◆ **WHAT IS REQUIRED**: Copy every line of the following data that includes the string "peak".
BEGIN DATASET RECORDS
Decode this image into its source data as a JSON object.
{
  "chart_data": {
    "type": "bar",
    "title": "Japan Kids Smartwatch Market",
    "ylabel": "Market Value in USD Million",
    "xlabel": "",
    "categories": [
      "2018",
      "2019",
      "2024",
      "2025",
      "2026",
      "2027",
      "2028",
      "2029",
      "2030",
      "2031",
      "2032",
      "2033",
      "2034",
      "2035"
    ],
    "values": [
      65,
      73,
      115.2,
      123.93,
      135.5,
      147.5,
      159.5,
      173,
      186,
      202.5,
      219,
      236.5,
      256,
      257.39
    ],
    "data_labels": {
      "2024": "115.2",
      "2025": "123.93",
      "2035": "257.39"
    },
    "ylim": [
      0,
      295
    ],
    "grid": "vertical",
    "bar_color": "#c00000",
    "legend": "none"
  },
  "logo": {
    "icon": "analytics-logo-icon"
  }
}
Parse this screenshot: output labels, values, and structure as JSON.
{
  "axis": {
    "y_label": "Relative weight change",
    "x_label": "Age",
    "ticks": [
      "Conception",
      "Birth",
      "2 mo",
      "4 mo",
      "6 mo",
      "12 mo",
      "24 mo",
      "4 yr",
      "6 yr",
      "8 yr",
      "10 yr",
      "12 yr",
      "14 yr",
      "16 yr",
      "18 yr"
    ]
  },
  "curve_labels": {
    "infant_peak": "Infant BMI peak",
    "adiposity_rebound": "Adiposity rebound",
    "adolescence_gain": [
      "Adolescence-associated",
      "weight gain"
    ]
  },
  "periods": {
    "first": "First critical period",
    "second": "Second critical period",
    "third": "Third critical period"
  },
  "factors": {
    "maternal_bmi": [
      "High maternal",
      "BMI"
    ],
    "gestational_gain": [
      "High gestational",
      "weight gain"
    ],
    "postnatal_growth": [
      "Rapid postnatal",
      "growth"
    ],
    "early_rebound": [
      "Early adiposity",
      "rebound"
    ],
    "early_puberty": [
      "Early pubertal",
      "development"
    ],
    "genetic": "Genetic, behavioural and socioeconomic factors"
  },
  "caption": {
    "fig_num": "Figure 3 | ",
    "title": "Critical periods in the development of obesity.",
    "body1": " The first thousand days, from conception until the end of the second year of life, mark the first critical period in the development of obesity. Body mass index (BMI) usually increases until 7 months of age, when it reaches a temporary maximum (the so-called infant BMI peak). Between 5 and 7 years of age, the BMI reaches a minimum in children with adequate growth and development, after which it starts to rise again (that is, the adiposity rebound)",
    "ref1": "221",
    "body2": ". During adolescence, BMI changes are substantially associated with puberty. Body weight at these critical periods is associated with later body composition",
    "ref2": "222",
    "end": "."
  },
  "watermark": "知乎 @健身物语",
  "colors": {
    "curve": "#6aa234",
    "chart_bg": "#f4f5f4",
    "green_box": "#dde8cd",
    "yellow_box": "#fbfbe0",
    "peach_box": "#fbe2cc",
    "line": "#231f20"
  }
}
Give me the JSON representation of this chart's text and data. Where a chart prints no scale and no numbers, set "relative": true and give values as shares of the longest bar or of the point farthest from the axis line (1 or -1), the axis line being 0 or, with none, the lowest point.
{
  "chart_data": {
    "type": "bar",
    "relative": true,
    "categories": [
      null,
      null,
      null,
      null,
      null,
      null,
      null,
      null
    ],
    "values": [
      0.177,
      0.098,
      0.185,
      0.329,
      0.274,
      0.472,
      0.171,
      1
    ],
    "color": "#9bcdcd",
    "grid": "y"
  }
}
END DATASET RECORDS
◆ **FINAL RESULT**:
    "infant_peak": "Infant BMI peak",
    "body1": " The first thousand days, from conception until the end of the second year of life, mark the first critical period in the development of obesity. Body mass index (BMI) usually increases until 7 months of age, when it reaches a temporary maximum (the so-called infant BMI peak). Between 5 and 7 years of age, the BMI reaches a minimum in children with adequate growth and development, after which it starts to rise again (that is, the adiposity rebound)",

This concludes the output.